» EXCERTO DA PÁGINA:
___
A raposa disse: “Como és tão formoso com a tua flauta, jabuti.  Empresta-me um bocadinho.”

O jabuti respondeu: “Pega lá! Agora não  me vá fugir com a minha flauta: se fugires, atiro-te com esta cera em  cima.”

A raposa tomou a flauta do jabuti, tocou e se pôs a dançar e achou muito bonito: depois largou-se na carreira com a flauta.

O jabuti  quis correr atrás; mas não pôde e voltou para o mesmo lugar onde  estava, e disse: “Deixa-te estar, raposa! Não te dou muito tempo que eu não te apanhe.”

O jabuti foi pelo mato afora, chegou perto do rio,  cortou madeira para fazer uma ponte para passar; chegou à outra banda, trepou, cortou da árvore o mel, tirou mel do pau, voltou para trás, chegou ao caminho da raposa, encostou a cabeça no chão,  pegou no pau de mel e untou com ele o traseiro.
___
» ENUNCIADO DA TAREFA:
No excerto sobre o jabuti e a raposa, diga o que a raposa fez depois de tocar a flauta e dançar. A listagem provém de outra fonte.

» MATERIAL FORNECIDO:
___
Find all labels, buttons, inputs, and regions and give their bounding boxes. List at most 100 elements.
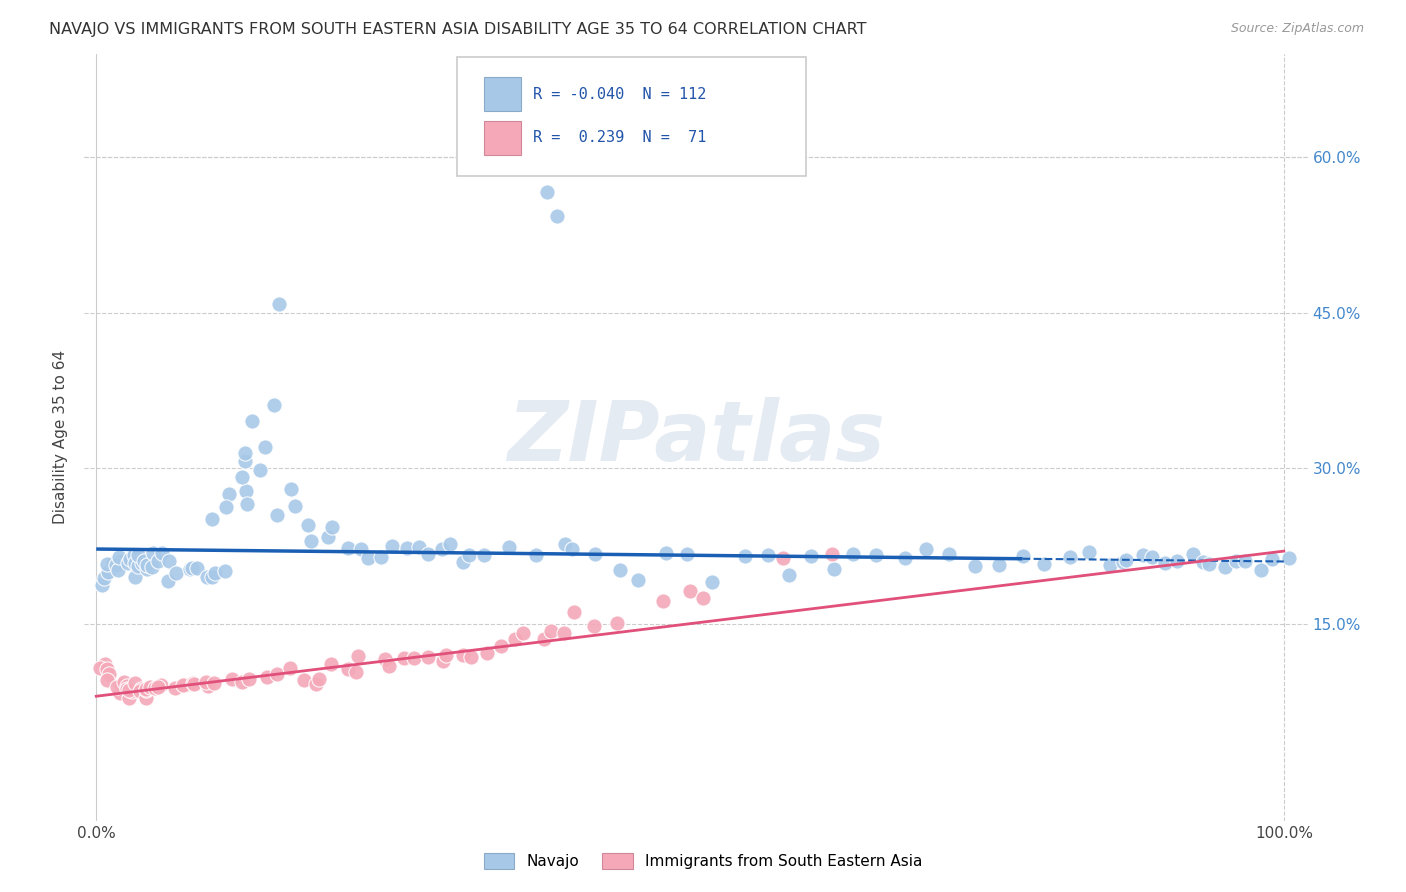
___
» RESPOSTA:
Largou-se na carreira com a flauta.